**Exercise requirements**
Give the listing again exactly, omitting its images.
<<<<
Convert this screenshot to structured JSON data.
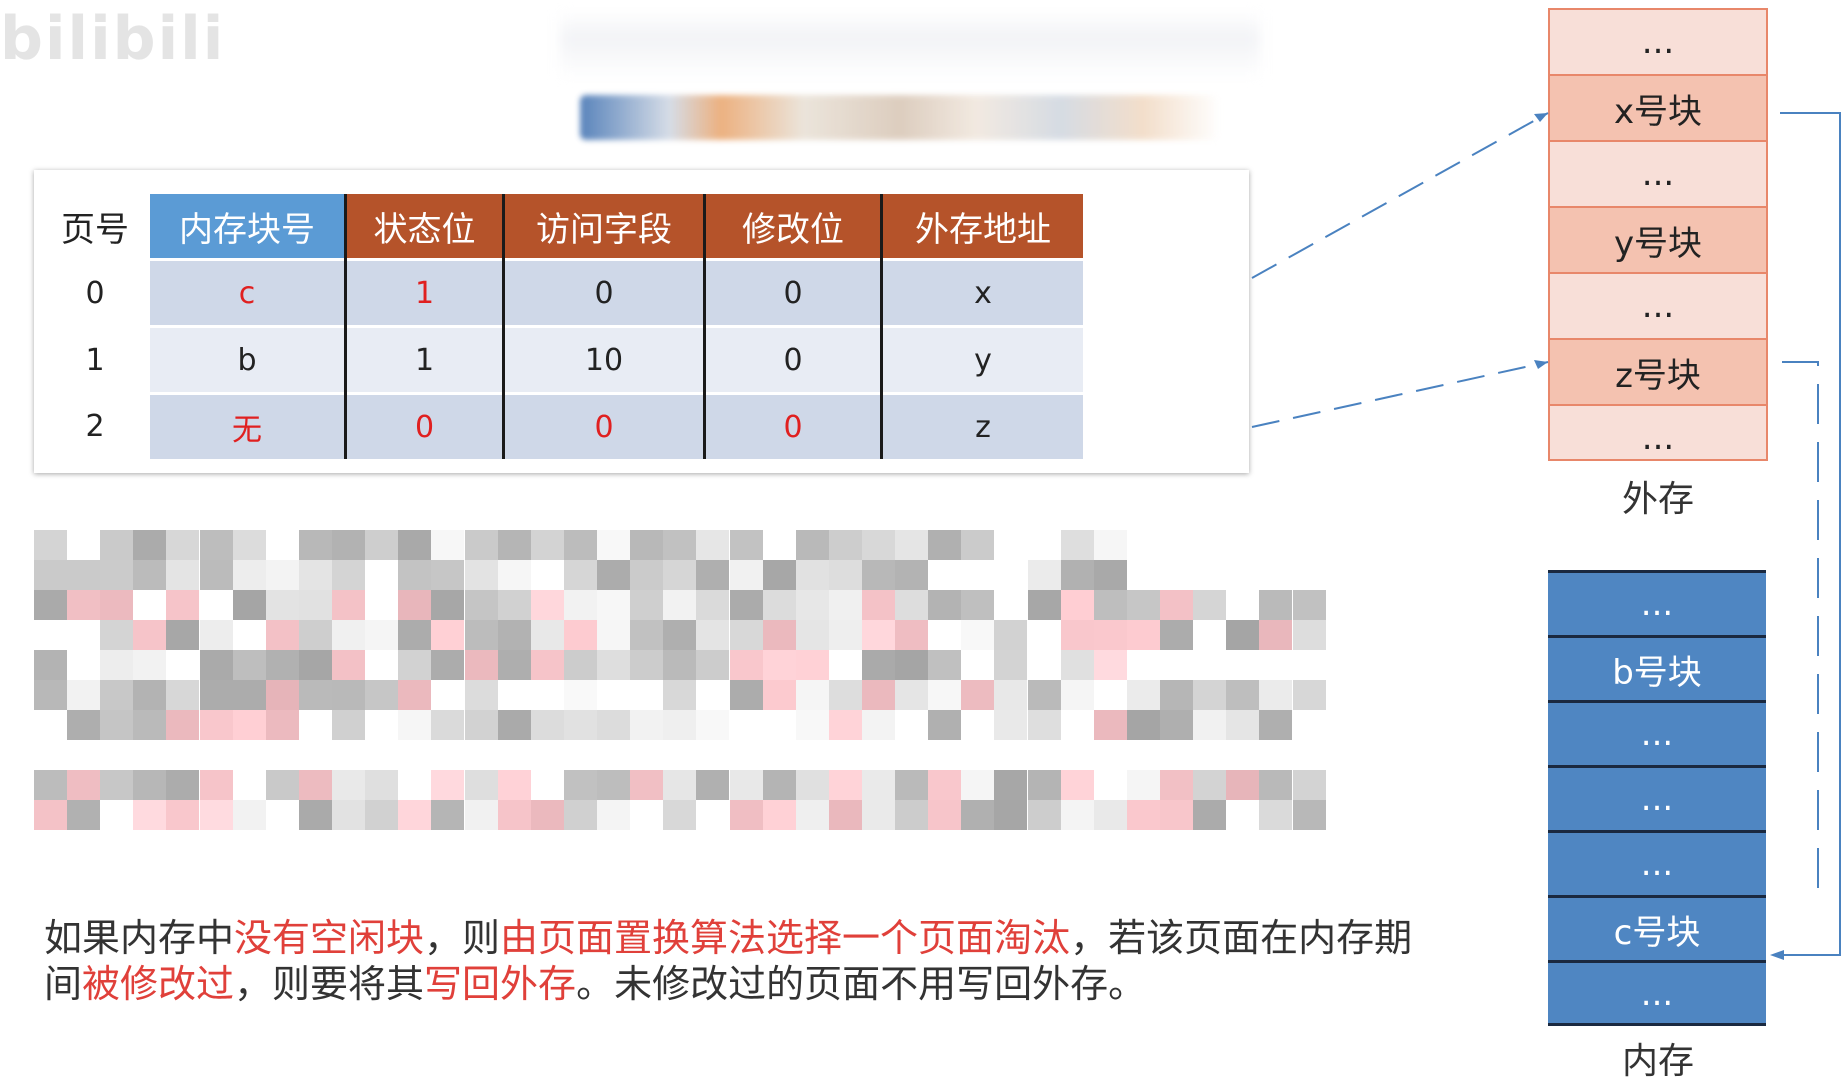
{
  "watermark": "bilibili",
  "table": {
    "headers": {
      "page": "页号",
      "block": "内存块号",
      "status": "状态位",
      "access": "访问字段",
      "modified": "修改位",
      "external": "外存地址"
    },
    "rows": [
      {
        "page": "0",
        "block": "c",
        "status": "1",
        "access": "0",
        "modified": "0",
        "external": "x"
      },
      {
        "page": "1",
        "block": "b",
        "status": "1",
        "access": "10",
        "modified": "0",
        "external": "y"
      },
      {
        "page": "2",
        "block": "无",
        "status": "0",
        "access": "0",
        "modified": "0",
        "external": "z"
      }
    ]
  },
  "external_storage": {
    "label": "外存",
    "cells": [
      "...",
      "x号块",
      "...",
      "y号块",
      "...",
      "z号块",
      "..."
    ]
  },
  "memory": {
    "label": "内存",
    "cells": [
      "...",
      "b号块",
      "...",
      "...",
      "...",
      "c号块",
      "..."
    ]
  },
  "caption": {
    "p1": "如果内存中",
    "h1": "没有空闲块",
    "p2": "，则",
    "h2": "由页面置换算法选择一个页面淘汰",
    "p3": "，若该页面在内存期间",
    "h3": "被修改过",
    "p4": "，则要将其",
    "h4": "写回外存",
    "p5": "。未修改过的页面不用写回外存。"
  },
  "colors": {
    "header_blue": "#5b9bd5",
    "header_brown": "#b5532a",
    "highlight_red": "#e02020",
    "external_fill": "#f8dfd8",
    "memory_fill": "#4f86c2"
  }
}
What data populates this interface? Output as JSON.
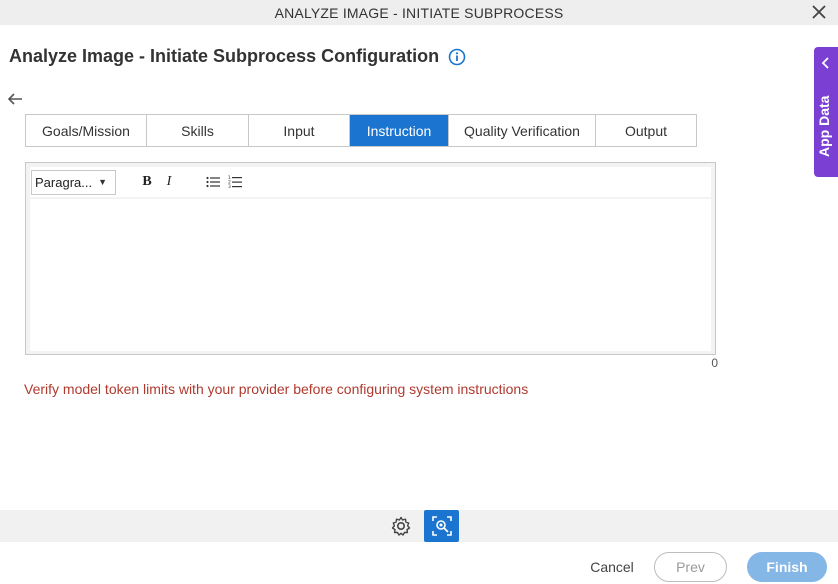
{
  "window": {
    "title": "ANALYZE IMAGE - INITIATE SUBPROCESS"
  },
  "page": {
    "heading": "Analyze Image - Initiate Subprocess Configuration"
  },
  "tabs": [
    {
      "label": "Goals/Mission"
    },
    {
      "label": "Skills"
    },
    {
      "label": "Input"
    },
    {
      "label": "Instruction",
      "active": true
    },
    {
      "label": "Quality Verification"
    },
    {
      "label": "Output"
    }
  ],
  "editor": {
    "format_select": "Paragra...",
    "bold_label": "B",
    "italic_label": "I",
    "content": "",
    "char_count": "0"
  },
  "warning": "Verify model token limits with your provider before configuring system instructions",
  "side_panel": {
    "label": "App Data"
  },
  "footer": {
    "cancel": "Cancel",
    "prev": "Prev",
    "finish": "Finish"
  },
  "colors": {
    "accent": "#1b75d0",
    "side_panel": "#7b3fd4",
    "warning": "#b03a2e",
    "finish_disabled": "#84b6e6"
  },
  "icons": [
    "close-icon",
    "info-icon",
    "back-arrow-icon",
    "bullet-list-icon",
    "numbered-list-icon",
    "chevron-left-icon",
    "gear-icon",
    "image-search-icon"
  ]
}
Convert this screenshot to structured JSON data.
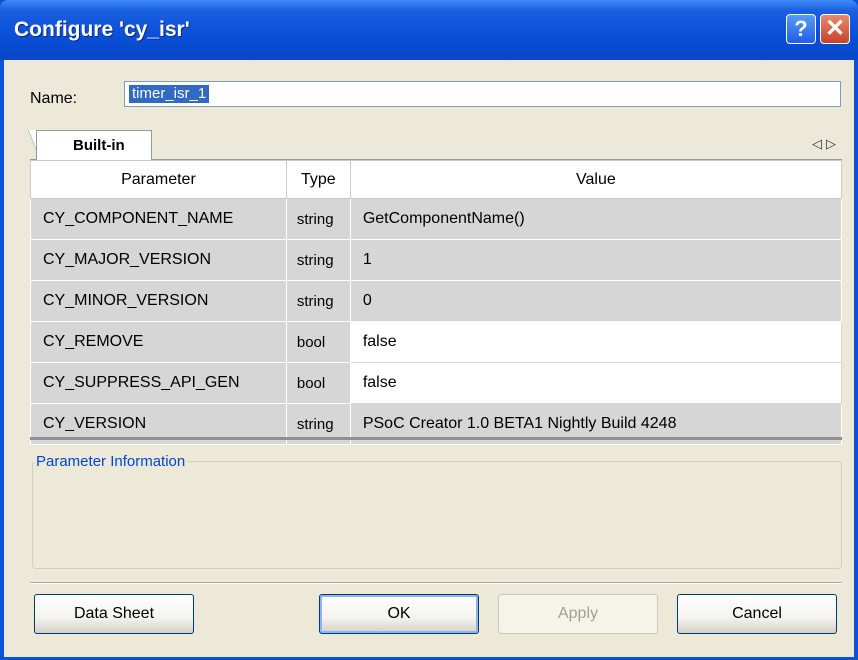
{
  "window": {
    "title": "Configure 'cy_isr'",
    "help_glyph": "?",
    "close_glyph": "✕"
  },
  "name_field": {
    "label": "Name:",
    "value": "timer_isr_1"
  },
  "tabs": [
    {
      "label": "Built-in",
      "active": true
    }
  ],
  "tab_nav": {
    "left": "◁",
    "right": "▷"
  },
  "table": {
    "headers": [
      "Parameter",
      "Type",
      "Value"
    ],
    "rows": [
      {
        "parameter": "CY_COMPONENT_NAME",
        "type": "string",
        "value": "GetComponentName()",
        "editable": false
      },
      {
        "parameter": "CY_MAJOR_VERSION",
        "type": "string",
        "value": "1",
        "editable": false
      },
      {
        "parameter": "CY_MINOR_VERSION",
        "type": "string",
        "value": "0",
        "editable": false
      },
      {
        "parameter": "CY_REMOVE",
        "type": "bool",
        "value": "false",
        "editable": true
      },
      {
        "parameter": "CY_SUPPRESS_API_GEN",
        "type": "bool",
        "value": "false",
        "editable": true
      },
      {
        "parameter": "CY_VERSION",
        "type": "string",
        "value": "PSoC Creator 1.0 BETA1 Nightly Build 4248",
        "editable": false
      }
    ]
  },
  "parameter_info": {
    "label": "Parameter Information"
  },
  "buttons": {
    "data_sheet": "Data Sheet",
    "ok": "OK",
    "apply": "Apply",
    "cancel": "Cancel"
  },
  "colors": {
    "titlebar": "#0a4fd8",
    "dialog_bg": "#ece9d8",
    "readonly_cell": "#d6d6d6",
    "groupbox_label": "#0046d5"
  }
}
>>>>
**Finished answer**
Convert this screenshot to structured JSON data.
{
  "watermark": "bilibili",
  "table": {
    "headers": {
      "page": "页号",
      "block": "内存块号",
      "status": "状态位",
      "access": "访问字段",
      "modified": "修改位",
      "external": "外存地址"
    },
    "rows": [
      {
        "page": "0",
        "block": "c",
        "status": "1",
        "access": "0",
        "modified": "0",
        "external": "x"
      },
      {
        "page": "1",
        "block": "b",
        "status": "1",
        "access": "10",
        "modified": "0",
        "external": "y"
      },
      {
        "page": "2",
        "block": "无",
        "status": "0",
        "access": "0",
        "modified": "0",
        "external": "z"
      }
    ]
  },
  "external_storage": {
    "label": "外存",
    "cells": [
      "...",
      "x号块",
      "...",
      "y号块",
      "...",
      "z号块",
      "..."
    ]
  },
  "memory": {
    "label": "内存",
    "cells": [
      "...",
      "b号块",
      "...",
      "...",
      "...",
      "c号块",
      "..."
    ]
  },
  "caption": {
    "p1": "如果内存中",
    "h1": "没有空闲块",
    "p2": "，则",
    "h2": "由页面置换算法选择一个页面淘汰",
    "p3": "，若该页面在内存期间",
    "h3": "被修改过",
    "p4": "，则要将其",
    "h4": "写回外存",
    "p5": "。未修改过的页面不用写回外存。"
  },
  "colors": {
    "header_blue": "#5b9bd5",
    "header_brown": "#b5532a",
    "highlight_red": "#e02020",
    "external_fill": "#f8dfd8",
    "memory_fill": "#4f86c2"
  }
}
What data populates this interface? Output as JSON.
{
  "window": {
    "title": "ANALYZE IMAGE - INITIATE SUBPROCESS"
  },
  "page": {
    "heading": "Analyze Image - Initiate Subprocess Configuration"
  },
  "tabs": [
    {
      "label": "Goals/Mission"
    },
    {
      "label": "Skills"
    },
    {
      "label": "Input"
    },
    {
      "label": "Instruction",
      "active": true
    },
    {
      "label": "Quality Verification"
    },
    {
      "label": "Output"
    }
  ],
  "editor": {
    "format_select": "Paragra...",
    "bold_label": "B",
    "italic_label": "I",
    "content": "",
    "char_count": "0"
  },
  "warning": "Verify model token limits with your provider before configuring system instructions",
  "side_panel": {
    "label": "App Data"
  },
  "footer": {
    "cancel": "Cancel",
    "prev": "Prev",
    "finish": "Finish"
  },
  "colors": {
    "accent": "#1b75d0",
    "side_panel": "#7b3fd4",
    "warning": "#b03a2e",
    "finish_disabled": "#84b6e6"
  },
  "icons": [
    "close-icon",
    "info-icon",
    "back-arrow-icon",
    "bullet-list-icon",
    "numbered-list-icon",
    "chevron-left-icon",
    "gear-icon",
    "image-search-icon"
  ]
}
Convert this screenshot to structured JSON data.
{
  "window": {
    "title": "Configure 'cy_isr'",
    "help_glyph": "?",
    "close_glyph": "✕"
  },
  "name_field": {
    "label": "Name:",
    "value": "timer_isr_1"
  },
  "tabs": [
    {
      "label": "Built-in",
      "active": true
    }
  ],
  "tab_nav": {
    "left": "◁",
    "right": "▷"
  },
  "table": {
    "headers": [
      "Parameter",
      "Type",
      "Value"
    ],
    "rows": [
      {
        "parameter": "CY_COMPONENT_NAME",
        "type": "string",
        "value": "GetComponentName()",
        "editable": false
      },
      {
        "parameter": "CY_MAJOR_VERSION",
        "type": "string",
        "value": "1",
        "editable": false
      },
      {
        "parameter": "CY_MINOR_VERSION",
        "type": "string",
        "value": "0",
        "editable": false
      },
      {
        "parameter": "CY_REMOVE",
        "type": "bool",
        "value": "false",
        "editable": true
      },
      {
        "parameter": "CY_SUPPRESS_API_GEN",
        "type": "bool",
        "value": "false",
        "editable": true
      },
      {
        "parameter": "CY_VERSION",
        "type": "string",
        "value": "PSoC Creator 1.0 BETA1 Nightly Build 4248",
        "editable": false
      }
    ]
  },
  "parameter_info": {
    "label": "Parameter Information"
  },
  "buttons": {
    "data_sheet": "Data Sheet",
    "ok": "OK",
    "apply": "Apply",
    "cancel": "Cancel"
  },
  "colors": {
    "titlebar": "#0a4fd8",
    "dialog_bg": "#ece9d8",
    "readonly_cell": "#d6d6d6",
    "groupbox_label": "#0046d5"
  }
}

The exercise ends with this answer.